■ Data excerpts
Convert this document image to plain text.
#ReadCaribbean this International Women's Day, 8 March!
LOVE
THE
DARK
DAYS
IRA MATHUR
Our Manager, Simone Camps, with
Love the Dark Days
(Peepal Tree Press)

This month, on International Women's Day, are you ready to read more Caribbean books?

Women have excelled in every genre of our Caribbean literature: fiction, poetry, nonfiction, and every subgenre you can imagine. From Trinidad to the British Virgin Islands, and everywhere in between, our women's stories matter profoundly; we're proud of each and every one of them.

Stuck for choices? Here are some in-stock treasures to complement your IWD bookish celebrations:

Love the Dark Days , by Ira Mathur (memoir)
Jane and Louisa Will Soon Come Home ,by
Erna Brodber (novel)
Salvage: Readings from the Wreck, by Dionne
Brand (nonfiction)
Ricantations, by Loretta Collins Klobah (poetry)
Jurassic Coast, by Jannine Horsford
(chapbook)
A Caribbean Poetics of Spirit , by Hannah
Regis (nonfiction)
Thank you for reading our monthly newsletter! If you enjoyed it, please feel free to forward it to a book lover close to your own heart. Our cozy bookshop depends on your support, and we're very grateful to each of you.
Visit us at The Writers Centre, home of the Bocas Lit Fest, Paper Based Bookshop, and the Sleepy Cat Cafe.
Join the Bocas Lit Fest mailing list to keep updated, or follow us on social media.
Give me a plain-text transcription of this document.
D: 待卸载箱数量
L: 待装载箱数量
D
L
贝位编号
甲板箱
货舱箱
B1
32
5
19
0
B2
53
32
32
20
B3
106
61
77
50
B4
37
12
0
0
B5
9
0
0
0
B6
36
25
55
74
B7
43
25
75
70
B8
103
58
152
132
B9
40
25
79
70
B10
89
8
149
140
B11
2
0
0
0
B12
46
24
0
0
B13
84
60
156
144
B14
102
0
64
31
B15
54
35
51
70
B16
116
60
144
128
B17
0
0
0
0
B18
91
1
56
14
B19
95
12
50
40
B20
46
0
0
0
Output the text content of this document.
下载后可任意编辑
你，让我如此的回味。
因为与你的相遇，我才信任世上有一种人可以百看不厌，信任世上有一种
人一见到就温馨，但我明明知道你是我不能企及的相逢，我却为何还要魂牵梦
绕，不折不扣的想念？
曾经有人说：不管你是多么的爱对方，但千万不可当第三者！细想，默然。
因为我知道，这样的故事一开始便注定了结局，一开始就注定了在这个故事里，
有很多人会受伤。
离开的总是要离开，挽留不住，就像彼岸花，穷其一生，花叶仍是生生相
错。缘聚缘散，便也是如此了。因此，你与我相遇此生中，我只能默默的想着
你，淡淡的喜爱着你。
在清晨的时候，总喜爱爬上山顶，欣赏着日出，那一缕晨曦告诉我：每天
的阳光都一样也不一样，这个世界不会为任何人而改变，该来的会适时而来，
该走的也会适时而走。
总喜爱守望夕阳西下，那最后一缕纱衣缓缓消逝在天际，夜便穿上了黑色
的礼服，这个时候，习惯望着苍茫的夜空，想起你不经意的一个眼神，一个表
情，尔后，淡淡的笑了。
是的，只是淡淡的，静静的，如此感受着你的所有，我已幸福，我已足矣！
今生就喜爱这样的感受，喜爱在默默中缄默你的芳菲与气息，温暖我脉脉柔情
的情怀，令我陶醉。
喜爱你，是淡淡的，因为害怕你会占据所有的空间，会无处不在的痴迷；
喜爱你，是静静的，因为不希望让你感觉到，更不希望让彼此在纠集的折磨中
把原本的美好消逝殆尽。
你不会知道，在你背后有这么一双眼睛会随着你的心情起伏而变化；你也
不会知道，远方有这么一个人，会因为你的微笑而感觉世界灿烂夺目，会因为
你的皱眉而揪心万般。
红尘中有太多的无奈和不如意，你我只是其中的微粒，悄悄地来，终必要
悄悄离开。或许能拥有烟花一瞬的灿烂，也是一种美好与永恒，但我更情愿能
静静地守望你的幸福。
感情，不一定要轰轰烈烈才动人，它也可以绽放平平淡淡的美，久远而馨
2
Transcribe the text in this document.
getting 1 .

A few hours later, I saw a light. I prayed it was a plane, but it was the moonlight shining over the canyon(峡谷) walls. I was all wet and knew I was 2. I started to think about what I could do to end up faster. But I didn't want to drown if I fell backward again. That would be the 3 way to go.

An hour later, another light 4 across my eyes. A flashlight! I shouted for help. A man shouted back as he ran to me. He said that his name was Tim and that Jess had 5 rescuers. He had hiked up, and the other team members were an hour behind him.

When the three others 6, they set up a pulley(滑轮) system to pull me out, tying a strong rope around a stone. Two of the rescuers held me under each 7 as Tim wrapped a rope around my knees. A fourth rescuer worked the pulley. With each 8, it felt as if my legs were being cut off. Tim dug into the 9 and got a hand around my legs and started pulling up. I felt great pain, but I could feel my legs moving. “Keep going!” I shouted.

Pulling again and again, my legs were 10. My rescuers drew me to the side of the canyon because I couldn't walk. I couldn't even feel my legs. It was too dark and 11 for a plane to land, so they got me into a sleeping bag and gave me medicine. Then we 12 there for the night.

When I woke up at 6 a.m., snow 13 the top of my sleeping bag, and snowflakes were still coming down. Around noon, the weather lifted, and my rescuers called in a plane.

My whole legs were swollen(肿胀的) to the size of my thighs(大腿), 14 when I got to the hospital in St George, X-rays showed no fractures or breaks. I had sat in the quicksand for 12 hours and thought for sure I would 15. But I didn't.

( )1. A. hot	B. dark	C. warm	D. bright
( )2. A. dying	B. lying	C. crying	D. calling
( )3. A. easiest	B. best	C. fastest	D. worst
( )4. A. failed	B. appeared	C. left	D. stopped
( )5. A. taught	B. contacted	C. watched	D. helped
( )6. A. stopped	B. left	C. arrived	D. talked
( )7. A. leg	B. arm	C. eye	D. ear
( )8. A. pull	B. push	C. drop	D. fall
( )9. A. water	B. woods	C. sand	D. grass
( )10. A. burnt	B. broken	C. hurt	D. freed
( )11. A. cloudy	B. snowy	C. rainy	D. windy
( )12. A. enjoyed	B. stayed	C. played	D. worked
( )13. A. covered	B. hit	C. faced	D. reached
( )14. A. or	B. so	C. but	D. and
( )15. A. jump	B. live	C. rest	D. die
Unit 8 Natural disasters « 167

■ Exercise aim
Print the material once more, exactly.

■ Result
Convert this document image to plain text.
#ReadCaribbean this International Women's Day, 8 March!
LOVE
THE
DARK
DAYS
IRA MATHUR
Our Manager, Simone Camps, with
Love the Dark Days
(Peepal Tree Press)

This month, on International Women's Day, are you ready to read more Caribbean books?

Women have excelled in every genre of our Caribbean literature: fiction, poetry, nonfiction, and every subgenre you can imagine. From Trinidad to the British Virgin Islands, and everywhere in between, our women's stories matter profoundly; we're proud of each and every one of them.

Stuck for choices? Here are some in-stock treasures to complement your IWD bookish celebrations:

Love the Dark Days , by Ira Mathur (memoir)
Jane and Louisa Will Soon Come Home ,by
Erna Brodber (novel)
Salvage: Readings from the Wreck, by Dionne
Brand (nonfiction)
Ricantations, by Loretta Collins Klobah (poetry)
Jurassic Coast, by Jannine Horsford
(chapbook)
A Caribbean Poetics of Spirit , by Hannah
Regis (nonfiction)
Thank you for reading our monthly newsletter! If you enjoyed it, please feel free to forward it to a book lover close to your own heart. Our cozy bookshop depends on your support, and we're very grateful to each of you.
Visit us at The Writers Centre, home of the Bocas Lit Fest, Paper Based Bookshop, and the Sleepy Cat Cafe.
Join the Bocas Lit Fest mailing list to keep updated, or follow us on social media.
Give me a plain-text transcription of this document.
D: 待卸载箱数量
L: 待装载箱数量
D
L
贝位编号
甲板箱
货舱箱
B1
32
5
19
0
B2
53
32
32
20
B3
106
61
77
50
B4
37
12
0
0
B5
9
0
0
0
B6
36
25
55
74
B7
43
25
75
70
B8
103
58
152
132
B9
40
25
79
70
B10
89
8
149
140
B11
2
0
0
0
B12
46
24
0
0
B13
84
60
156
144
B14
102
0
64
31
B15
54
35
51
70
B16
116
60
144
128
B17
0
0
0
0
B18
91
1
56
14
B19
95
12
50
40
B20
46
0
0
0
Output the text content of this document.
下载后可任意编辑
你，让我如此的回味。
因为与你的相遇，我才信任世上有一种人可以百看不厌，信任世上有一种
人一见到就温馨，但我明明知道你是我不能企及的相逢，我却为何还要魂牵梦
绕，不折不扣的想念？
曾经有人说：不管你是多么的爱对方，但千万不可当第三者！细想，默然。
因为我知道，这样的故事一开始便注定了结局，一开始就注定了在这个故事里，
有很多人会受伤。
离开的总是要离开，挽留不住，就像彼岸花，穷其一生，花叶仍是生生相
错。缘聚缘散，便也是如此了。因此，你与我相遇此生中，我只能默默的想着
你，淡淡的喜爱着你。
在清晨的时候，总喜爱爬上山顶，欣赏着日出，那一缕晨曦告诉我：每天
的阳光都一样也不一样，这个世界不会为任何人而改变，该来的会适时而来，
该走的也会适时而走。
总喜爱守望夕阳西下，那最后一缕纱衣缓缓消逝在天际，夜便穿上了黑色
的礼服，这个时候，习惯望着苍茫的夜空，想起你不经意的一个眼神，一个表
情，尔后，淡淡的笑了。
是的，只是淡淡的，静静的，如此感受着你的所有，我已幸福，我已足矣！
今生就喜爱这样的感受，喜爱在默默中缄默你的芳菲与气息，温暖我脉脉柔情
的情怀，令我陶醉。
喜爱你，是淡淡的，因为害怕你会占据所有的空间，会无处不在的痴迷；
喜爱你，是静静的，因为不希望让你感觉到，更不希望让彼此在纠集的折磨中
把原本的美好消逝殆尽。
你不会知道，在你背后有这么一双眼睛会随着你的心情起伏而变化；你也
不会知道，远方有这么一个人，会因为你的微笑而感觉世界灿烂夺目，会因为
你的皱眉而揪心万般。
红尘中有太多的无奈和不如意，你我只是其中的微粒，悄悄地来，终必要
悄悄离开。或许能拥有烟花一瞬的灿烂，也是一种美好与永恒，但我更情愿能
静静地守望你的幸福。
感情，不一定要轰轰烈烈才动人，它也可以绽放平平淡淡的美，久远而馨
2
Transcribe the text in this document.
getting 1 .

A few hours later, I saw a light. I prayed it was a plane, but it was the moonlight shining over the canyon(峡谷) walls. I was all wet and knew I was 2. I started to think about what I could do to end up faster. But I didn't want to drown if I fell backward again. That would be the 3 way to go.

An hour later, another light 4 across my eyes. A flashlight! I shouted for help. A man shouted back as he ran to me. He said that his name was Tim and that Jess had 5 rescuers. He had hiked up, and the other team members were an hour behind him.

When the three others 6, they set up a pulley(滑轮) system to pull me out, tying a strong rope around a stone. Two of the rescuers held me under each 7 as Tim wrapped a rope around my knees. A fourth rescuer worked the pulley. With each 8, it felt as if my legs were being cut off. Tim dug into the 9 and got a hand around my legs and started pulling up. I felt great pain, but I could feel my legs moving. “Keep going!” I shouted.

Pulling again and again, my legs were 10. My rescuers drew me to the side of the canyon because I couldn't walk. I couldn't even feel my legs. It was too dark and 11 for a plane to land, so they got me into a sleeping bag and gave me medicine. Then we 12 there for the night.

When I woke up at 6 a.m., snow 13 the top of my sleeping bag, and snowflakes were still coming down. Around noon, the weather lifted, and my rescuers called in a plane.

My whole legs were swollen(肿胀的) to the size of my thighs(大腿), 14 when I got to the hospital in St George, X-rays showed no fractures or breaks. I had sat in the quicksand for 12 hours and thought for sure I would 15. But I didn't.

( )1. A. hot	B. dark	C. warm	D. bright
( )2. A. dying	B. lying	C. crying	D. calling
( )3. A. easiest	B. best	C. fastest	D. worst
( )4. A. failed	B. appeared	C. left	D. stopped
( )5. A. taught	B. contacted	C. watched	D. helped
( )6. A. stopped	B. left	C. arrived	D. talked
( )7. A. leg	B. arm	C. eye	D. ear
( )8. A. pull	B. push	C. drop	D. fall
( )9. A. water	B. woods	C. sand	D. grass
( )10. A. burnt	B. broken	C. hurt	D. freed
( )11. A. cloudy	B. snowy	C. rainy	D. windy
( )12. A. enjoyed	B. stayed	C. played	D. worked
( )13. A. covered	B. hit	C. faced	D. reached
( )14. A. or	B. so	C. but	D. and
( )15. A. jump	B. live	C. rest	D. die
Unit 8 Natural disasters « 167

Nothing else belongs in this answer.